** START OF Entries provided **

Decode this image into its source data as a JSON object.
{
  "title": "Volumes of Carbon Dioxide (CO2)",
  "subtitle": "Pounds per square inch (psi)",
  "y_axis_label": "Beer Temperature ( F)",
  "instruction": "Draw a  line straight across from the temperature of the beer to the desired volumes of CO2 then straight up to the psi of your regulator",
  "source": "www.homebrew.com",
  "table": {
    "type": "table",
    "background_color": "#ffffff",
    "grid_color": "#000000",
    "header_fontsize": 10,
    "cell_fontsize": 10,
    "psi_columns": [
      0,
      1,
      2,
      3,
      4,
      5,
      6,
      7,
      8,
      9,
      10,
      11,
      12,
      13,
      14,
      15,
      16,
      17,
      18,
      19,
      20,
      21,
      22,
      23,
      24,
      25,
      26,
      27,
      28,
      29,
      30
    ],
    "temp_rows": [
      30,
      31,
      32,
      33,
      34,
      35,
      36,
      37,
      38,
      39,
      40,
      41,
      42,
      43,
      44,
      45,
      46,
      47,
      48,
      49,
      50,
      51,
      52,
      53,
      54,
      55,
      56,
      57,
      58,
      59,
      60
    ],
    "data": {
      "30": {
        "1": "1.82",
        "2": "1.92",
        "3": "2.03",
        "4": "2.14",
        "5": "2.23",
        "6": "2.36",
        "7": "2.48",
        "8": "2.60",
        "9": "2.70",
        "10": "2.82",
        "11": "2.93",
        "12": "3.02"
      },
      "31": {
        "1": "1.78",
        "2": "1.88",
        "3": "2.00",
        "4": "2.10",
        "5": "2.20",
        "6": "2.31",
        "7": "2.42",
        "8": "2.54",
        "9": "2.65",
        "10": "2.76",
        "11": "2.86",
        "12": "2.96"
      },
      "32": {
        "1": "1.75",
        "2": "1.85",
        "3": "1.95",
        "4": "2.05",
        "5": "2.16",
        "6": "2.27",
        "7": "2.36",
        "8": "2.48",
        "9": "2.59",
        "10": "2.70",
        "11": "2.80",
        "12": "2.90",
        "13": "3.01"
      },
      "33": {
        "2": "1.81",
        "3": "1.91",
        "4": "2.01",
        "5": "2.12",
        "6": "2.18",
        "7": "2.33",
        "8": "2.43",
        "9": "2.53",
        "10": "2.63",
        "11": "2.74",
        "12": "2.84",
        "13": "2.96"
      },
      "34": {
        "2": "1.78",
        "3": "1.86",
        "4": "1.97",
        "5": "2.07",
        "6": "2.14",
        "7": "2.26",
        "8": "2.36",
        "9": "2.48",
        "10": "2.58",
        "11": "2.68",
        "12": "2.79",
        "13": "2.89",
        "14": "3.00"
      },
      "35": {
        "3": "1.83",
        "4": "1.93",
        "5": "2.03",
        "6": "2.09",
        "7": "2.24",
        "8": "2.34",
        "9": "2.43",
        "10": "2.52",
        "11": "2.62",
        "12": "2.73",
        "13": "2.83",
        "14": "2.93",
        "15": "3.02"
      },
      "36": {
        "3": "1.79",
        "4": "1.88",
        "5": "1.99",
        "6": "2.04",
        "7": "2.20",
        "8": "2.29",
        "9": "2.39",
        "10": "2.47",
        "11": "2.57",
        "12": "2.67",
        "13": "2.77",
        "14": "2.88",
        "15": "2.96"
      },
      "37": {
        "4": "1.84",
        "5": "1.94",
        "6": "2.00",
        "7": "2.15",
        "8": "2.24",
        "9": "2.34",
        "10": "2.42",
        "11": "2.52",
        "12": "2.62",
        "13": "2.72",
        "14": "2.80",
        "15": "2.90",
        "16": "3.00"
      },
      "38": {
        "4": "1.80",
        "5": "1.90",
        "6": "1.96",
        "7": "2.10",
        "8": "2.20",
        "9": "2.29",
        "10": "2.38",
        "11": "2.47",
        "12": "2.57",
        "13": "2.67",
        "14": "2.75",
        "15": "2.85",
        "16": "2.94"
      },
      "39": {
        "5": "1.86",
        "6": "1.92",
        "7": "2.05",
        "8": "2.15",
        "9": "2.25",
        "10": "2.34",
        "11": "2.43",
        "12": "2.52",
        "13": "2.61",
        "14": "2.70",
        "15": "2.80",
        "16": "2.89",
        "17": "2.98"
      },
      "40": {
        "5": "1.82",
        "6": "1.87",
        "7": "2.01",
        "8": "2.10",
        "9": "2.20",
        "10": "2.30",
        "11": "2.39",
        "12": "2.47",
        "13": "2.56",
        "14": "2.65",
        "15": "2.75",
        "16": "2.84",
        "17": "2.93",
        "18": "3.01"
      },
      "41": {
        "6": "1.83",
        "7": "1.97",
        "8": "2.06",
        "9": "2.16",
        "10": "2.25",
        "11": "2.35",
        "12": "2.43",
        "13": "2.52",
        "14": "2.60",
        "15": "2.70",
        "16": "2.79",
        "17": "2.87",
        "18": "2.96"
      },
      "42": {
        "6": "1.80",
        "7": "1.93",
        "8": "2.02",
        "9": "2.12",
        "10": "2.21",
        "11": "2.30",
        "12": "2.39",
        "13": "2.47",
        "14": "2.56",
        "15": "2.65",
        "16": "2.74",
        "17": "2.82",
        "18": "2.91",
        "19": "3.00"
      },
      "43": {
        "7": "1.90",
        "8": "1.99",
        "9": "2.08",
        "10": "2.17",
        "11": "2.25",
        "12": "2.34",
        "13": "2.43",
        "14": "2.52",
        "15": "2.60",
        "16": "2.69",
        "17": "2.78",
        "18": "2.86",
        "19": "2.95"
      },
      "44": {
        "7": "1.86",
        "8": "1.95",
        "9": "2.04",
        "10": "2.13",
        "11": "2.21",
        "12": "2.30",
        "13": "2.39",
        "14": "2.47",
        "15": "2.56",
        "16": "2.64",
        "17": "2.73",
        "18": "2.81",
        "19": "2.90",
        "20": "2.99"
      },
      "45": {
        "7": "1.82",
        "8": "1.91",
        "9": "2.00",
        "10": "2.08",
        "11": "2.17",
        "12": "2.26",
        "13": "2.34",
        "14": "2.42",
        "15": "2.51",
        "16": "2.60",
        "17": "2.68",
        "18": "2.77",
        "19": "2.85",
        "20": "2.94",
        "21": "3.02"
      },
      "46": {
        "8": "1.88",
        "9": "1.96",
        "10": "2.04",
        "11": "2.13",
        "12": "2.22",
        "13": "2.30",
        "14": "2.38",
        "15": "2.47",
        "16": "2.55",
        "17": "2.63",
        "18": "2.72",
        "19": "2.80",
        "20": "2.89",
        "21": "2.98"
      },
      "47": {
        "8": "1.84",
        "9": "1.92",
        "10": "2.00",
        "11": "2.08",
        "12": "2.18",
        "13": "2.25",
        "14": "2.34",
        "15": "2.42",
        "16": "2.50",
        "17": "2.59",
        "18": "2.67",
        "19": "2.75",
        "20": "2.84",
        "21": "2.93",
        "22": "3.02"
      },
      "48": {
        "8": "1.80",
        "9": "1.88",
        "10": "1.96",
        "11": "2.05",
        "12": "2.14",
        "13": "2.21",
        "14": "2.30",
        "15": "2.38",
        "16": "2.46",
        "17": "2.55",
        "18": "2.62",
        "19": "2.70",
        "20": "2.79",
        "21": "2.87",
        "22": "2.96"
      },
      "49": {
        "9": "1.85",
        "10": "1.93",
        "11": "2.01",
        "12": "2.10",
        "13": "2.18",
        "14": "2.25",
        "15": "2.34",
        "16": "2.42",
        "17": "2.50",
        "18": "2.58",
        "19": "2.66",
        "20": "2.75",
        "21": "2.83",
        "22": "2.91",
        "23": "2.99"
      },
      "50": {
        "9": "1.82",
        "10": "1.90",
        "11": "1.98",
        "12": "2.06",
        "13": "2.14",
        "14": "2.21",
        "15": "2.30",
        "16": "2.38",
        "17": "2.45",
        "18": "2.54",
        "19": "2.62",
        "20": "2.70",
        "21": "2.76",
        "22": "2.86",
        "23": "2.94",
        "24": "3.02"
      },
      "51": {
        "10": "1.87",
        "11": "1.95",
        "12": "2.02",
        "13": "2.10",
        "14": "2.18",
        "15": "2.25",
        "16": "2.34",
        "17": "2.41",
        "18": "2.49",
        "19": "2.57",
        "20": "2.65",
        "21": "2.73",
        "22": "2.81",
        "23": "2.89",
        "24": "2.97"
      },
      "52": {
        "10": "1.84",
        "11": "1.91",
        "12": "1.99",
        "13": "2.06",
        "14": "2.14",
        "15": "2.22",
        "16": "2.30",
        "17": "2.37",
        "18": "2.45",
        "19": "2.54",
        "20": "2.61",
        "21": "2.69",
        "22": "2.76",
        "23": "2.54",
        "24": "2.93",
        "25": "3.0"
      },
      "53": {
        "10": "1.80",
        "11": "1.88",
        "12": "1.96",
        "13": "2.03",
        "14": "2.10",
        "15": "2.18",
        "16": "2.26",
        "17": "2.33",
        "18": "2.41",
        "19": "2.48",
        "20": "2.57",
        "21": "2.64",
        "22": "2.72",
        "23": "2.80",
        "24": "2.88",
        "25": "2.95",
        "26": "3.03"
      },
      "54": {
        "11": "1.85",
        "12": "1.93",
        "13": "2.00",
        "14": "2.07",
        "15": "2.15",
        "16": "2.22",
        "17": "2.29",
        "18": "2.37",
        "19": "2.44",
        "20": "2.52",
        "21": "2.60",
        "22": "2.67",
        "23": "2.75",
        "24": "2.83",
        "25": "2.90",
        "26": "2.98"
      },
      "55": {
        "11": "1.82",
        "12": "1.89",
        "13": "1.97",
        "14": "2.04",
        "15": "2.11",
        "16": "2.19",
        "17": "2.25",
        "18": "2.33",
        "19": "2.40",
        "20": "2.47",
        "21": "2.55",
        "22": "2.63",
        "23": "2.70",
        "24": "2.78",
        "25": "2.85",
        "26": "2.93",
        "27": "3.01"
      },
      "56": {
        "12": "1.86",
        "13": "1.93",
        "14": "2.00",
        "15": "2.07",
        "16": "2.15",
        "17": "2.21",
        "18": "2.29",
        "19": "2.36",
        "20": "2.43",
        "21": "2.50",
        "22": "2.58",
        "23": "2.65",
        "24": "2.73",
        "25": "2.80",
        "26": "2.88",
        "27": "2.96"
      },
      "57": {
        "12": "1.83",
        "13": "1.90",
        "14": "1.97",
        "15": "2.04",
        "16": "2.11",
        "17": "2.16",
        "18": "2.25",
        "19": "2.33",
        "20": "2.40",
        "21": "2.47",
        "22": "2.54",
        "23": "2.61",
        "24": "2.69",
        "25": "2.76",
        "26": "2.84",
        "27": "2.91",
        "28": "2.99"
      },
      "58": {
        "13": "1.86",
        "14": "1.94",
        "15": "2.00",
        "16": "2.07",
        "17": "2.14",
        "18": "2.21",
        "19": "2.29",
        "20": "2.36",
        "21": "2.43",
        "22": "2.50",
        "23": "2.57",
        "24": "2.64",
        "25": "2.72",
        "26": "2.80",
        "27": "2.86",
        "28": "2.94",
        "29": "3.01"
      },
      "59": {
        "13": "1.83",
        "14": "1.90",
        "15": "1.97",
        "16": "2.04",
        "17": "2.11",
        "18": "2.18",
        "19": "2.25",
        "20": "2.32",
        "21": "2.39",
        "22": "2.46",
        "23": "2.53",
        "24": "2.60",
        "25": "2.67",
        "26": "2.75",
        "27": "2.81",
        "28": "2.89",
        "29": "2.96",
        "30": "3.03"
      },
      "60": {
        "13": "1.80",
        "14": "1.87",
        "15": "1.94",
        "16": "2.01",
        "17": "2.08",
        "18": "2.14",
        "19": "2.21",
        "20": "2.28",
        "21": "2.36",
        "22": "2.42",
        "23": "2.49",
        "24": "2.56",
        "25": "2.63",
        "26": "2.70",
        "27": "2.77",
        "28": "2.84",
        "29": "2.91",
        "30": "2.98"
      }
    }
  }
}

** END OF Entries provided **

Instructions for the task
Copy out each line that contains the word "source".

Final result
Decode this image into its source data as a JSON object.
  "source": "www.homebrew.com",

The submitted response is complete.